-- START OF Material shown --

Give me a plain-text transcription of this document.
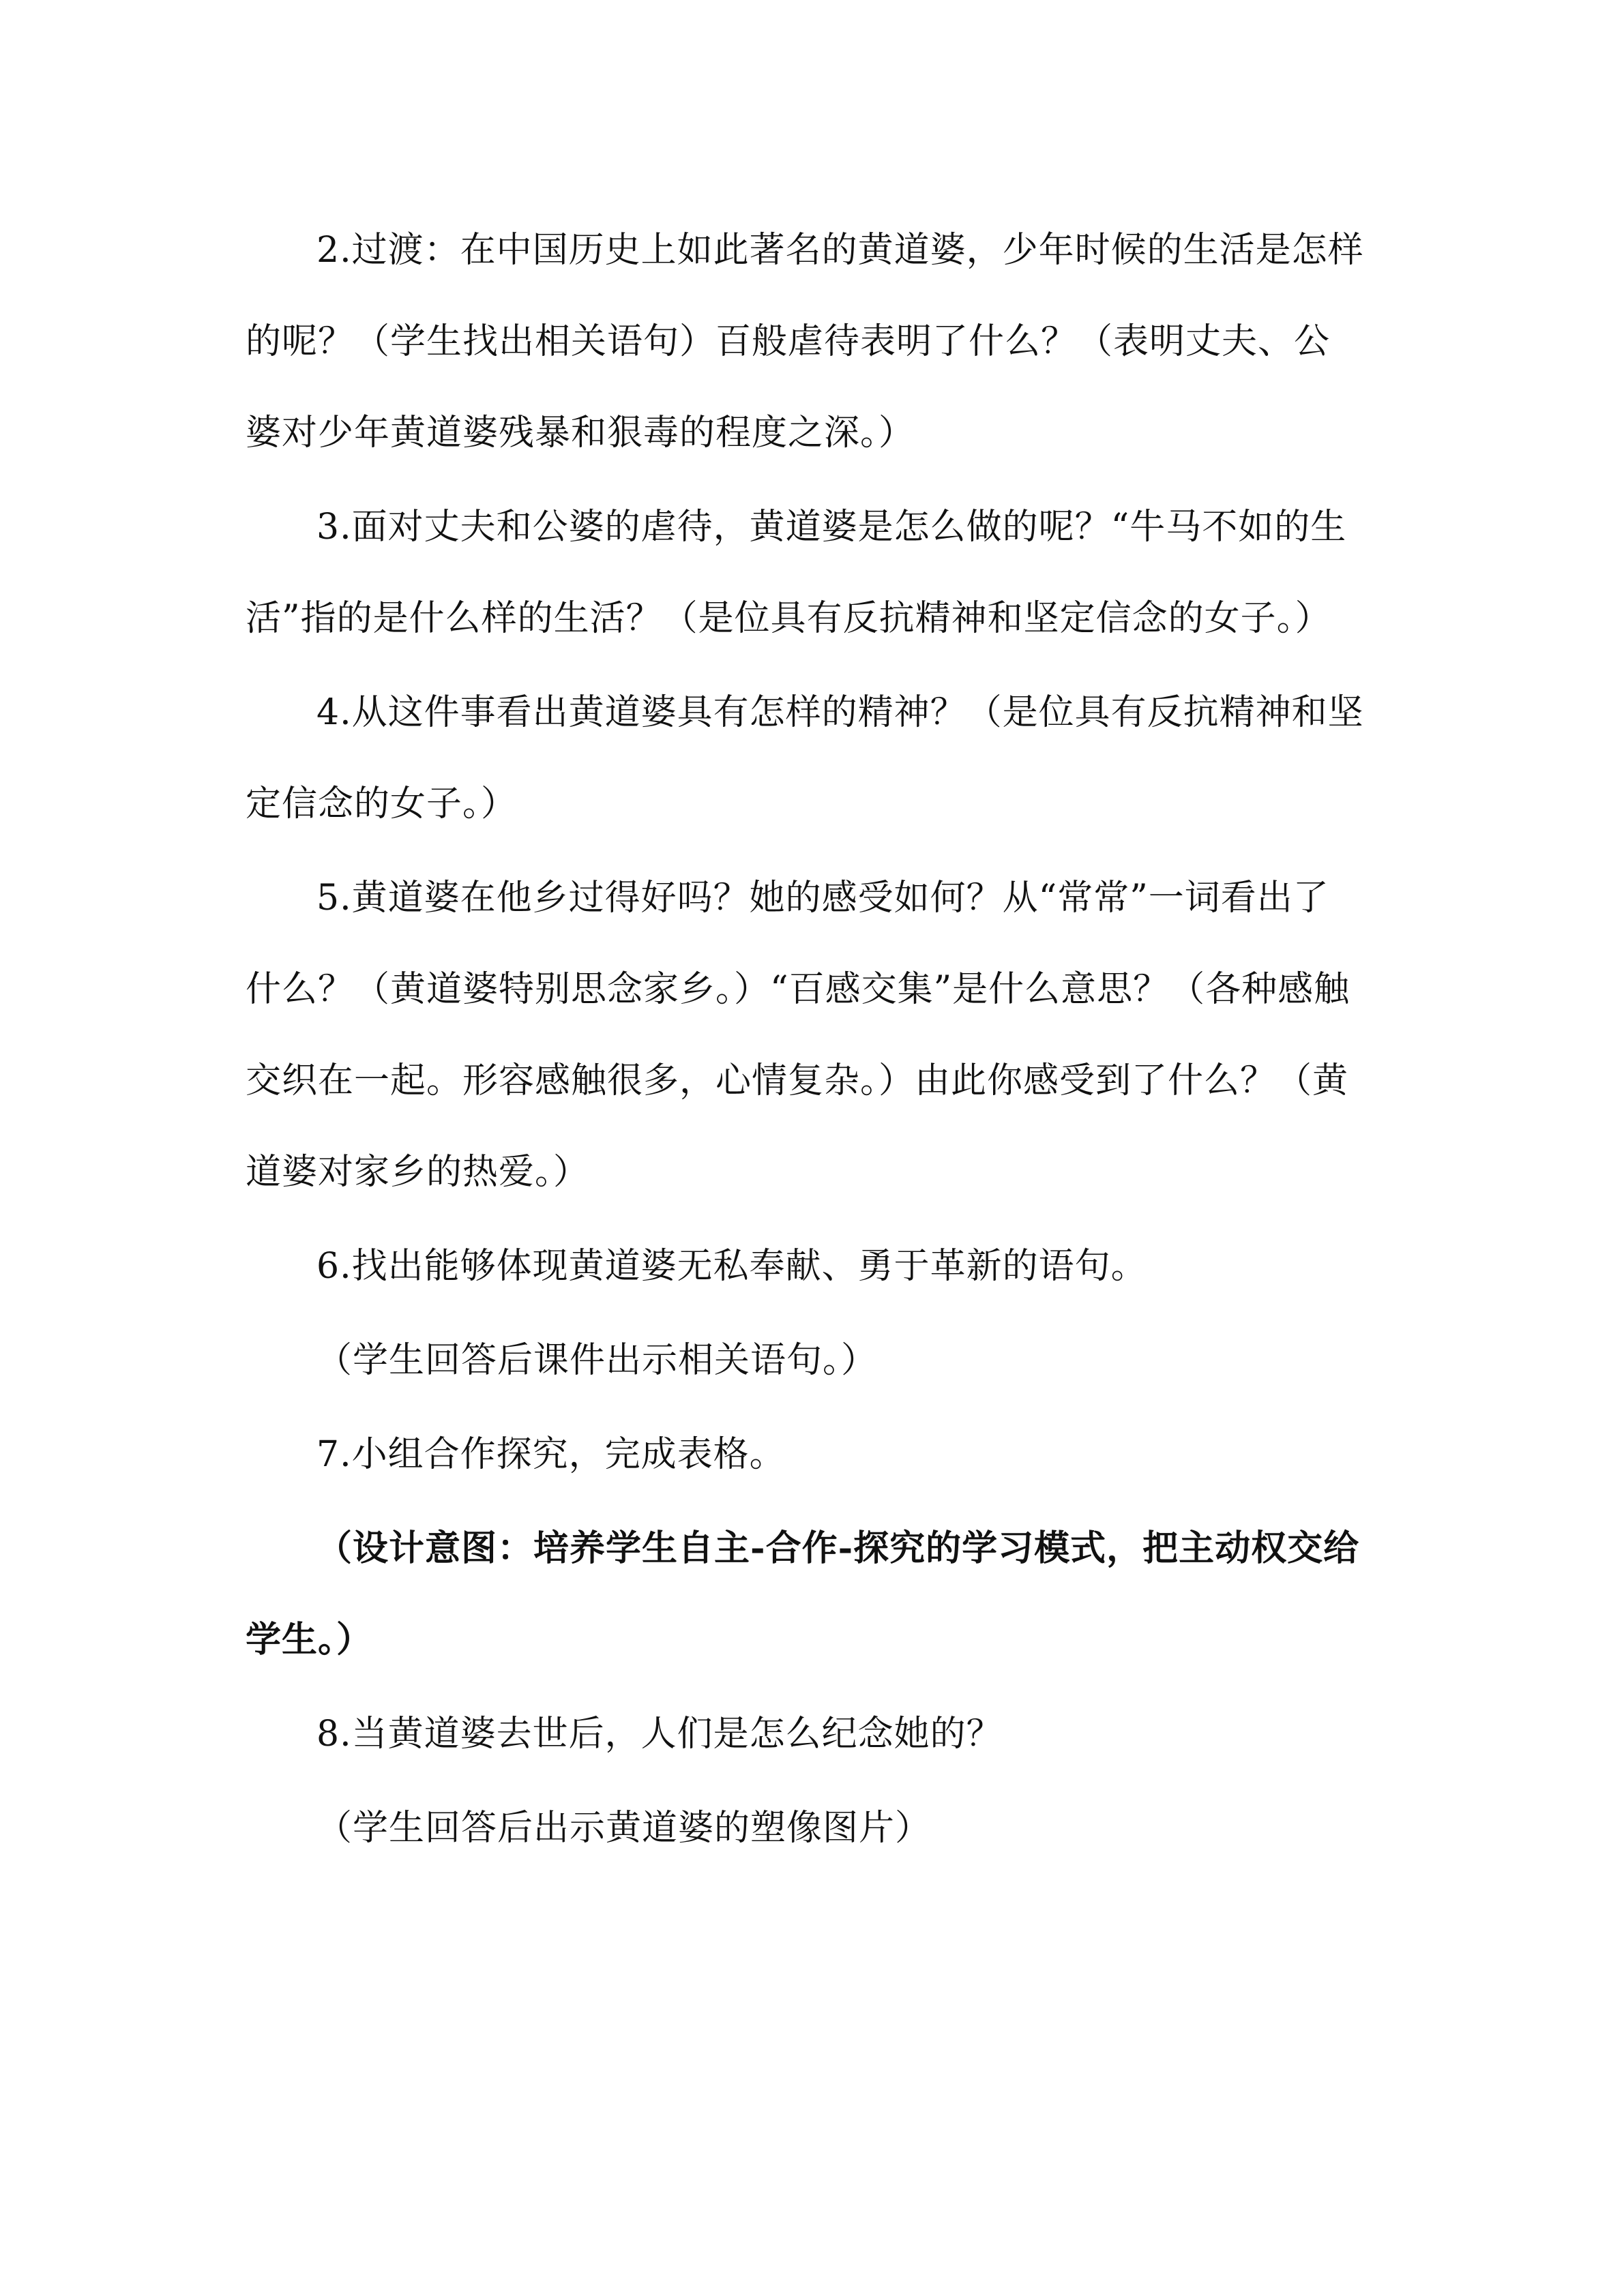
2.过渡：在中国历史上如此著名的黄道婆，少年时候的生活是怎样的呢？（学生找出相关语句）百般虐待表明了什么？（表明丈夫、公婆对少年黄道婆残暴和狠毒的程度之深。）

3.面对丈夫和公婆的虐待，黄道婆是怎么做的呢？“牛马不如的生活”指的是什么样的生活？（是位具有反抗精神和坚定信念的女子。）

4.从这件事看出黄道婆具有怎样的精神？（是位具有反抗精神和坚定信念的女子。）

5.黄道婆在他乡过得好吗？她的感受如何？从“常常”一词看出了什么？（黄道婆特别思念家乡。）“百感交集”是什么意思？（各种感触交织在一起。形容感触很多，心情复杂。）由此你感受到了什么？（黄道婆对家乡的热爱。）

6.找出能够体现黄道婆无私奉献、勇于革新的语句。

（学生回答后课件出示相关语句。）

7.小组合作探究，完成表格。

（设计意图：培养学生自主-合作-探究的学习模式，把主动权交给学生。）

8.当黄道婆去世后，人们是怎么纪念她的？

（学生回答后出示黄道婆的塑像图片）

-- END OF Material shown --

- **Short problem**
In the entries above, how many lines contain the word "是位具有反抗精神和坚定信念的女子"? Answer with the number only.

- **Task response**
2